• Given exercise:
Each line below should be retyped exactly, with no pictures.

• Records supplied:

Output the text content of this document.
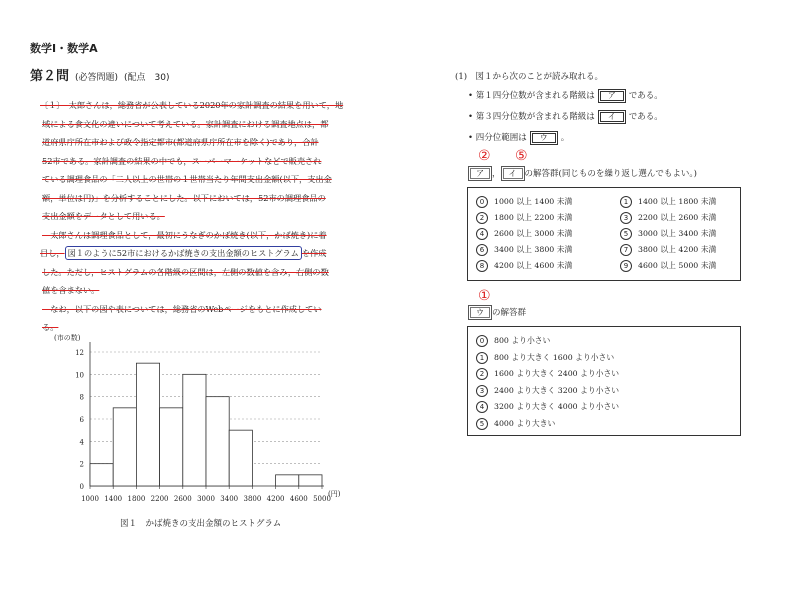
数学Ⅰ・数学A
第２問 (必答問題) (配点　30)
〔１〕　太郎さんは，総務省が公表している2020年の家計調査の結果を用いて，地
域による食文化の違いについて考えている。家計調査における調査地点は，都
道府県庁所在市および政令指定都市(都道府県庁所在市を除く)であり，合計
52市である。家計調査の結果の中でも，スーパーマーケットなどで販売され
ている調理食品の「二人以上の世帯の１世帯当たり年間支出金額(以下，支出金
額，単位は円)」を分析することにした。以下においては，52市の調理食品の
支出金額をデータとして用いる。
　太郎さんは調理食品として，最初にうなぎのかば焼き(以下，かば焼き)に着
目し， 図１のように52市におけるかば焼きの支出金額のヒストグラム を作成
した。ただし，ヒストグラムの各階級の区間は，左側の数値を含み，右側の数
値を含まない。
　なお，以下の図や表については，総務省のWebページをもとに作成してい
る。
0
2
4
6
8
10
12
1000 1400 1800 2200 2600 3000 3400 3800 4200 4600 5000
(市の数)
(円)
図１　かば焼きの支出金額のヒストグラム
(1)　図１から次のことが読み取れる。
• 第１四分位数が含まれる階級は ア である。
• 第３四分位数が含まれる階級は イ である。
• 四分位範囲は ウ 。
② ⑤
ア ， イ の解答群(同じものを繰り返し選んでもよい。)
0 1000 以上 1400 未満	1 1400 以上 1800 未満
2 1800 以上 2200 未満	3 2200 以上 2600 未満
4 2600 以上 3000 未満	5 3000 以上 3400 未満
6 3400 以上 3800 未満	7 3800 以上 4200 未満
8 4200 以上 4600 未満	9 4600 以上 5000 未満
①
ウ の解答群
0 800 より小さい
1 800 より大きく 1600 より小さい
2 1600 より大きく 2400 より小さい
3 2400 より大きく 3200 より小さい
4 3200 より大きく 4000 より小さい
5 4000 より大きい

• Task result:
Output the text content of this document.
数学Ⅰ・数学A
第２問 (必答問題) (配点　30)
〔１〕　太郎さんは，総務省が公表している2020年の家計調査の結果を用いて，地
域による食文化の違いについて考えている。家計調査における調査地点は，都
道府県庁所在市および政令指定都市(都道府県庁所在市を除く)であり，合計
52市である。家計調査の結果の中でも，スーパーマーケットなどで販売され
ている調理食品の「二人以上の世帯の１世帯当たり年間支出金額(以下，支出金
額，単位は円)」を分析することにした。以下においては，52市の調理食品の
支出金額をデータとして用いる。
　太郎さんは調理食品として，最初にうなぎのかば焼き(以下，かば焼き)に着
目し， 図１のように52市におけるかば焼きの支出金額のヒストグラム を作成
した。ただし，ヒストグラムの各階級の区間は，左側の数値を含み，右側の数
値を含まない。
　なお，以下の図や表については，総務省のWebページをもとに作成してい
る。
0
2
4
6
8
10
12
1000 1400 1800 2200 2600 3000 3400 3800 4200 4600 5000
(市の数)
(円)
図１　かば焼きの支出金額のヒストグラム
(1)　図１から次のことが読み取れる。
• 第１四分位数が含まれる階級は ア である。
• 第３四分位数が含まれる階級は イ である。
• 四分位範囲は ウ 。
② ⑤
ア ， イ の解答群(同じものを繰り返し選んでもよい。)
0 1000 以上 1400 未満	1 1400 以上 1800 未満
2 1800 以上 2200 未満	3 2200 以上 2600 未満
4 2600 以上 3000 未満	5 3000 以上 3400 未満
6 3400 以上 3800 未満	7 3800 以上 4200 未満
8 4200 以上 4600 未満	9 4600 以上 5000 未満
①
ウ の解答群
0 800 より小さい
1 800 より大きく 1600 より小さい
2 1600 より大きく 2400 より小さい
3 2400 より大きく 3200 より小さい
4 3200 より大きく 4000 より小さい
5 4000 より大きい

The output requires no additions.